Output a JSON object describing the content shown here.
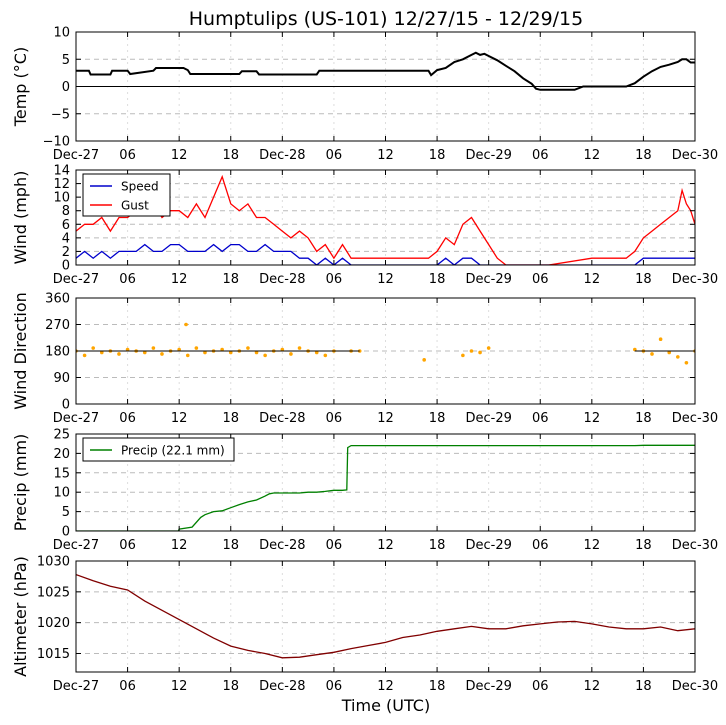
{
  "title": "Humptulips (US-101) 12/27/15 - 12/29/15",
  "xlabel": "Time (UTC)",
  "x_ticks": [
    "Dec-27",
    "06",
    "12",
    "18",
    "Dec-28",
    "06",
    "12",
    "18",
    "Dec-29",
    "06",
    "12",
    "18",
    "Dec-30"
  ],
  "x_range_hours": [
    0,
    72
  ],
  "chart_data": [
    {
      "type": "line",
      "ylabel": "Temp (°C)",
      "ylim": [
        -10,
        10
      ],
      "yticks": [
        "10",
        "5",
        "0",
        "−5",
        "−10"
      ],
      "grid": true,
      "zero_line": true,
      "series": [
        {
          "color": "#000000",
          "x": [
            0,
            1.5,
            1.7,
            4,
            4.2,
            6,
            6.3,
            9,
            9.3,
            12,
            12.5,
            13,
            13.3,
            19,
            19.3,
            21,
            21.3,
            28,
            28.3,
            41,
            41.3,
            42,
            43,
            44,
            45,
            46,
            46.5,
            47,
            47.5,
            48,
            49,
            50,
            51,
            52,
            53,
            53.5,
            54,
            55,
            58,
            59,
            62,
            64,
            65,
            66,
            67,
            68,
            69,
            70,
            70.5,
            71,
            71.5,
            72
          ],
          "values": [
            2.9,
            2.9,
            2.2,
            2.2,
            2.9,
            2.9,
            2.3,
            2.9,
            3.4,
            3.4,
            3.4,
            3.0,
            2.3,
            2.3,
            2.8,
            2.8,
            2.2,
            2.2,
            2.9,
            2.9,
            2.1,
            3.0,
            3.4,
            4.5,
            5.0,
            5.8,
            6.2,
            5.8,
            6.0,
            5.6,
            4.8,
            3.8,
            2.8,
            1.5,
            0.5,
            -0.4,
            -0.6,
            -0.6,
            -0.6,
            0.0,
            0.0,
            0.0,
            0.6,
            1.8,
            2.8,
            3.6,
            4.0,
            4.5,
            5.0,
            5.0,
            4.4,
            4.4
          ]
        }
      ]
    },
    {
      "type": "line",
      "ylabel": "Wind (mph)",
      "ylim": [
        0,
        14
      ],
      "yticks": [
        "14",
        "12",
        "10",
        "8",
        "6",
        "4",
        "2",
        "0"
      ],
      "grid": true,
      "legend": "upper-left",
      "series": [
        {
          "name": "Speed",
          "color": "#0000cc",
          "x": [
            0,
            1,
            2,
            3,
            4,
            5,
            6,
            7,
            8,
            9,
            10,
            11,
            12,
            13,
            14,
            15,
            16,
            17,
            18,
            19,
            20,
            21,
            22,
            23,
            24,
            25,
            26,
            27,
            28,
            29,
            30,
            31,
            32,
            33,
            34,
            35,
            36,
            37,
            38,
            39,
            40,
            41,
            42,
            43,
            44,
            45,
            46,
            47,
            48,
            50,
            55,
            60,
            65,
            66,
            67,
            68,
            69,
            70,
            71,
            72
          ],
          "values": [
            1,
            2,
            1,
            2,
            1,
            2,
            2,
            2,
            3,
            2,
            2,
            3,
            3,
            2,
            2,
            2,
            3,
            2,
            3,
            3,
            2,
            2,
            3,
            2,
            2,
            2,
            1,
            1,
            0,
            1,
            0,
            1,
            0,
            0,
            0,
            0,
            0,
            0,
            0,
            0,
            0,
            0,
            0,
            1,
            0,
            1,
            1,
            0,
            0,
            0,
            0,
            0,
            0,
            1,
            1,
            1,
            1,
            1,
            1,
            1
          ]
        },
        {
          "name": "Gust",
          "color": "#ff0000",
          "x": [
            0,
            1,
            2,
            3,
            4,
            5,
            6,
            7,
            8,
            9,
            10,
            11,
            12,
            13,
            14,
            15,
            16,
            17,
            18,
            19,
            20,
            21,
            22,
            23,
            24,
            25,
            26,
            27,
            28,
            29,
            30,
            31,
            32,
            33,
            34,
            35,
            36,
            37,
            38,
            39,
            40,
            41,
            42,
            43,
            44,
            45,
            46,
            47,
            48,
            49,
            50,
            55,
            60,
            62,
            63,
            64,
            65,
            66,
            67,
            68,
            69,
            70,
            70.5,
            71,
            71.5,
            72
          ],
          "values": [
            5,
            6,
            6,
            7,
            5,
            7,
            7,
            8,
            8,
            9,
            7,
            8,
            8,
            7,
            9,
            7,
            10,
            13,
            9,
            8,
            9,
            7,
            7,
            6,
            5,
            4,
            5,
            4,
            2,
            3,
            1,
            3,
            1,
            1,
            1,
            1,
            1,
            1,
            1,
            1,
            1,
            1,
            2,
            4,
            3,
            6,
            7,
            5,
            3,
            1,
            0,
            0,
            1,
            1,
            1,
            1,
            2,
            4,
            5,
            6,
            7,
            8,
            11,
            9,
            8,
            6
          ]
        }
      ]
    },
    {
      "type": "scatter",
      "ylabel": "Wind Direction",
      "ylim": [
        0,
        360
      ],
      "yticks": [
        "360",
        "270",
        "180",
        "90",
        "0"
      ],
      "grid": true,
      "series": [
        {
          "color": "#ffa500",
          "x": [
            0,
            1,
            2,
            3,
            4,
            5,
            6,
            7,
            8,
            9,
            10,
            11,
            12,
            12.8,
            13,
            14,
            15,
            16,
            17,
            18,
            19,
            20,
            21,
            22,
            23,
            24,
            25,
            26,
            27,
            28,
            29,
            30,
            32,
            33,
            40.5,
            45,
            46,
            47,
            48,
            65,
            66,
            67,
            68,
            69,
            70,
            71,
            72
          ],
          "values": [
            180,
            165,
            190,
            175,
            180,
            170,
            185,
            180,
            175,
            190,
            170,
            180,
            185,
            270,
            165,
            190,
            175,
            180,
            185,
            175,
            180,
            190,
            175,
            165,
            180,
            185,
            170,
            190,
            180,
            175,
            165,
            180,
            180,
            180,
            150,
            165,
            180,
            175,
            190,
            185,
            180,
            170,
            220,
            175,
            160,
            140,
            180
          ]
        }
      ]
    },
    {
      "type": "line",
      "ylabel": "Precip (mm)",
      "ylim": [
        0,
        25
      ],
      "yticks": [
        "25",
        "20",
        "15",
        "10",
        "5",
        "0"
      ],
      "grid": true,
      "legend": "upper-left",
      "series": [
        {
          "name": "Precip (22.1 mm)",
          "color": "#008000",
          "x": [
            0,
            11.9,
            12,
            13.5,
            14.5,
            15,
            16,
            17,
            18,
            19,
            20,
            21,
            22,
            22.5,
            23,
            26,
            27,
            28,
            29,
            30,
            31,
            31.5,
            31.6,
            32,
            36,
            40,
            50,
            60,
            65,
            66,
            72
          ],
          "values": [
            0,
            0,
            0.5,
            1.0,
            3.5,
            4.2,
            5.0,
            5.2,
            6.0,
            6.8,
            7.5,
            8.0,
            9.0,
            9.6,
            9.8,
            9.8,
            10.0,
            10.0,
            10.2,
            10.5,
            10.5,
            10.6,
            21.5,
            22.0,
            22.0,
            22.0,
            22.0,
            22.0,
            22.0,
            22.1,
            22.1
          ]
        }
      ]
    },
    {
      "type": "line",
      "ylabel": "Altimeter (hPa)",
      "ylim": [
        1012,
        1030
      ],
      "yticks": [
        "1030",
        "1025",
        "1020",
        "1015"
      ],
      "grid": true,
      "series": [
        {
          "color": "#800000",
          "x": [
            0,
            2,
            4,
            6,
            8,
            10,
            12,
            14,
            16,
            18,
            20,
            22,
            24,
            26,
            28,
            30,
            32,
            34,
            36,
            38,
            40,
            42,
            44,
            46,
            48,
            50,
            52,
            54,
            56,
            58,
            60,
            62,
            64,
            66,
            68,
            70,
            72
          ],
          "values": [
            1027.8,
            1026.8,
            1025.9,
            1025.3,
            1023.5,
            1022.0,
            1020.5,
            1019.0,
            1017.5,
            1016.2,
            1015.5,
            1015.0,
            1014.3,
            1014.4,
            1014.8,
            1015.2,
            1015.8,
            1016.3,
            1016.8,
            1017.6,
            1018.0,
            1018.6,
            1019.0,
            1019.4,
            1019.0,
            1019.0,
            1019.5,
            1019.8,
            1020.1,
            1020.2,
            1019.8,
            1019.3,
            1019.0,
            1019.0,
            1019.3,
            1018.7,
            1019.0
          ]
        }
      ]
    }
  ]
}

****

Objective: Each line above that holds the string "color" should be copied and shown.

Solution to this task:
          "color": "#000000",
          "color": "#0000cc",
          "color": "#ff0000",
          "color": "#ffa500",
          "color": "#008000",
          "color": "#800000",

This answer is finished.